-- TÂCHE --
Prolongez l'entrevue sur la fragilité du système économique révélée par la pandémie de COVID-19 à partir de sa dernière phrase.

-- EXTRAIT DU TEXTE --
Pierre Ducasse | Service des communications

Une entrevue avec l’économiste du SCFP, Angella MacEwen

Dans quelle mesure la pandémie de COVID-19 a-t-elle exposé la fragilité de notre système économique ?

Le sous-financement chronique du système de santé par le gouvernement fédéral a pavé la voie à l’austérité et à la privatisation à travers le pays. Les impacts sont particulièrement criants dans les soins de longue durée. Nos lois du travail, laxistes et mal appliquées, permettent aux employeurs d’exploiter la précarité d’emploi, ce qui entraîne des risques économiques et sanitaires pour les travailleurs. Lorsque la pandémie s’est déclarée, la plupart des travailleurs ne pouvaient pas prendre un congé de maladie sans que cela menace leur poste. D’ailleurs, ils n’ont toujours pas droit aux congés de maladie payés.

(Éléments répertoriés dans un jeu de données)
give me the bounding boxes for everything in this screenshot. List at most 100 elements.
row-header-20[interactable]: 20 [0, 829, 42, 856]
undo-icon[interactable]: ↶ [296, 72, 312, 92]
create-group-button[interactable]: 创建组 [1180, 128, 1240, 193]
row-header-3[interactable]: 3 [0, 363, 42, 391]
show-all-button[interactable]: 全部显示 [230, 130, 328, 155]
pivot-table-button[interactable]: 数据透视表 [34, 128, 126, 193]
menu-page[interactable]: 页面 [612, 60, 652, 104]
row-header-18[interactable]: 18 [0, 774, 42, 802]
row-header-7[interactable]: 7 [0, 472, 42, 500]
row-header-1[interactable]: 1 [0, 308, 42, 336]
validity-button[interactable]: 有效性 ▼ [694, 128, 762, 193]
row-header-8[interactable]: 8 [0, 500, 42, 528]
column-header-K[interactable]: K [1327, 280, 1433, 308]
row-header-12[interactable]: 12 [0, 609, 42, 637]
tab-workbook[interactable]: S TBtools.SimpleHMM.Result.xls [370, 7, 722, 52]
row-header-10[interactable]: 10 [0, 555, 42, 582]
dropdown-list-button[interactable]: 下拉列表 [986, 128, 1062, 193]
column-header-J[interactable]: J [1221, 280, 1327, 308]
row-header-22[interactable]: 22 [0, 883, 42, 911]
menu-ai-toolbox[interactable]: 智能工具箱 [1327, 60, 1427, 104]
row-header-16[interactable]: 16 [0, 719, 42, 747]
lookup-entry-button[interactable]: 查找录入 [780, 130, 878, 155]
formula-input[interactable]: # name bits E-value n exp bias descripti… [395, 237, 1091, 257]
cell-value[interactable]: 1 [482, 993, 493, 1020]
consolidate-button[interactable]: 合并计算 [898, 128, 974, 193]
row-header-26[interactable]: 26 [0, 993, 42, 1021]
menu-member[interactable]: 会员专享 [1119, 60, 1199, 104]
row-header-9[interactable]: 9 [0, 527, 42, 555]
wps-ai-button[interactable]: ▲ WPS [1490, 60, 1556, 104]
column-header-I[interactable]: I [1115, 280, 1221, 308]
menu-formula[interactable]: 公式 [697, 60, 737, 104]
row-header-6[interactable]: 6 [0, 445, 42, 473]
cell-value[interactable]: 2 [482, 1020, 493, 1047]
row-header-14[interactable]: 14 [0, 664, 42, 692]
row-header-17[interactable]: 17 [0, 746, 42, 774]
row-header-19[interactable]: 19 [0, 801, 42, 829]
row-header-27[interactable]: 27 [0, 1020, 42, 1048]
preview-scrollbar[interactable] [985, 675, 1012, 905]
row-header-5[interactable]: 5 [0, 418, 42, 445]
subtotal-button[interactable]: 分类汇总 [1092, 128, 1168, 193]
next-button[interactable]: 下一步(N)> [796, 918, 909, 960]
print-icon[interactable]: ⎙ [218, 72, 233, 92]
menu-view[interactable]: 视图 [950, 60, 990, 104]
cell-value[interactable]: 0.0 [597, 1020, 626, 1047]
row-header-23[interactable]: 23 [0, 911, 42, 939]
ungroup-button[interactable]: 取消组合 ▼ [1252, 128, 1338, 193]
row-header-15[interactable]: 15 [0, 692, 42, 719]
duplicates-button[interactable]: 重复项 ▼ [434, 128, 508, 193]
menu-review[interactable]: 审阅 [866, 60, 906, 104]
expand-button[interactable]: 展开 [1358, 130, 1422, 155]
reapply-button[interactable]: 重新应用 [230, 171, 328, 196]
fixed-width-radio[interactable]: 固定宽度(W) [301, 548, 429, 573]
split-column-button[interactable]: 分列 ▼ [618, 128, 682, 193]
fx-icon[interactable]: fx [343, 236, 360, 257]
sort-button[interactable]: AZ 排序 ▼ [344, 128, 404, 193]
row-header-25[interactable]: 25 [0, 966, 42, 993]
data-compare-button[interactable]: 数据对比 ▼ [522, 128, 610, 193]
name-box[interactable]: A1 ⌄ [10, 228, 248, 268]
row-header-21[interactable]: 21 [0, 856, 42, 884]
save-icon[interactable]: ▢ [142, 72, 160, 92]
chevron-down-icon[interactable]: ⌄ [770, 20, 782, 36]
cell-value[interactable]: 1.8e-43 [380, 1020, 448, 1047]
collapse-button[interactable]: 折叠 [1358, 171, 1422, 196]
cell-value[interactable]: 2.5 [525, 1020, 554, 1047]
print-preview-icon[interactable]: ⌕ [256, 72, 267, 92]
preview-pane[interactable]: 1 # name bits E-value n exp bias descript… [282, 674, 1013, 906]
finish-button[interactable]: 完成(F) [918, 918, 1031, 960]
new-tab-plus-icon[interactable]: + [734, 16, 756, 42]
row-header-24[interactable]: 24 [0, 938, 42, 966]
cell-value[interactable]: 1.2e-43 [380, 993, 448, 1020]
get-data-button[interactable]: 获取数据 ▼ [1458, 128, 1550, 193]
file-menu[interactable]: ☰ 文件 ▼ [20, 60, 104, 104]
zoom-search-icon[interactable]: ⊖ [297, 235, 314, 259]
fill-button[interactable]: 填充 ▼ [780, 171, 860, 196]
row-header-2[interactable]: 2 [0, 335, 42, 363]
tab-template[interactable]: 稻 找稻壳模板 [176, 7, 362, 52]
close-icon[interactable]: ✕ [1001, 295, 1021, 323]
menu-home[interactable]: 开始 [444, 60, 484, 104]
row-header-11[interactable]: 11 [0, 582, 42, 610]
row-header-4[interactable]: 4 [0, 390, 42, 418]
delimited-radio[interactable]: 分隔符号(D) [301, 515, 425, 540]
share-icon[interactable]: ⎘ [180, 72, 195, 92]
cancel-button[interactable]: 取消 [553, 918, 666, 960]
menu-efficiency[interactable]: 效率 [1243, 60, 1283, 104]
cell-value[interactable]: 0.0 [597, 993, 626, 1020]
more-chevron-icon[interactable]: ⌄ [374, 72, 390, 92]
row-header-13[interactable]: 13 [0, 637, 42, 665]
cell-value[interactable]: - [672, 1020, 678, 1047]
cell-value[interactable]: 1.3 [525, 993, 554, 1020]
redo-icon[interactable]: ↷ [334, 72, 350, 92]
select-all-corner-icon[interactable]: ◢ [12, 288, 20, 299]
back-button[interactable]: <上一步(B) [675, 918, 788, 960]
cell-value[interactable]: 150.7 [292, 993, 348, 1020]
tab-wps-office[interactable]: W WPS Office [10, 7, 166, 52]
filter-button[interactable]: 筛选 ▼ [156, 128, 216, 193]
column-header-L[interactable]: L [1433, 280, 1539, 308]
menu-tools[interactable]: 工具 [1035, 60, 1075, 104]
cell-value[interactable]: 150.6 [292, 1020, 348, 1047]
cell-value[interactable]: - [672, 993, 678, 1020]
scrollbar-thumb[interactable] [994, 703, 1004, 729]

-- RÉPONSE AU PROBLÈME --
Les gouvernements ont annoncé des mesures de soutien du revenu et des congés d’urgence pour aider les travailleurs. Qu’est-ce qui doit changer à long terme pour mieux soutenir les travailleurs ?

La santé et la sécurité des travailleurs doivent passer avant tout. Tous les travailleurs doivent avoir accès à un équipement de protection individuelle adéquat, à des protocoles de sécurité, au droit de refuser un travail dangereux et à des congés de maladie qui ne mettent pas leur emploi en jeu. Toutes ces mesures doivent être permanentes, pas temporaires.  

Il faut améliorer le sort de tous les travailleurs. Chaque niveau de gouvernement doit appliquer plus sérieusement les lois du travail et hausser le salaire minimum. En ce moment, la législation rend le travail précaire attrayant pour les employeurs. Si la loi prévoyait que les employés à temps partiel, occasionnels ou travaillant en sous-traitance aient accès au même salaire et aux avantages sociaux au prorata, cela réduirait l’intérêt des employeurs pour le travail précaire et rendrait l’emploi plus stable pour de nombreux travailleurs. 

Bon nombre des demandes formulées de longue date par le mouvement ouvrier en vue d’améliorer l’assurance-emploi aideraient également à combler les lacunes de notre système de soutien du revenu, par exemple en réduisant les critères d’admissibilité et en augmentant les taux de prestations.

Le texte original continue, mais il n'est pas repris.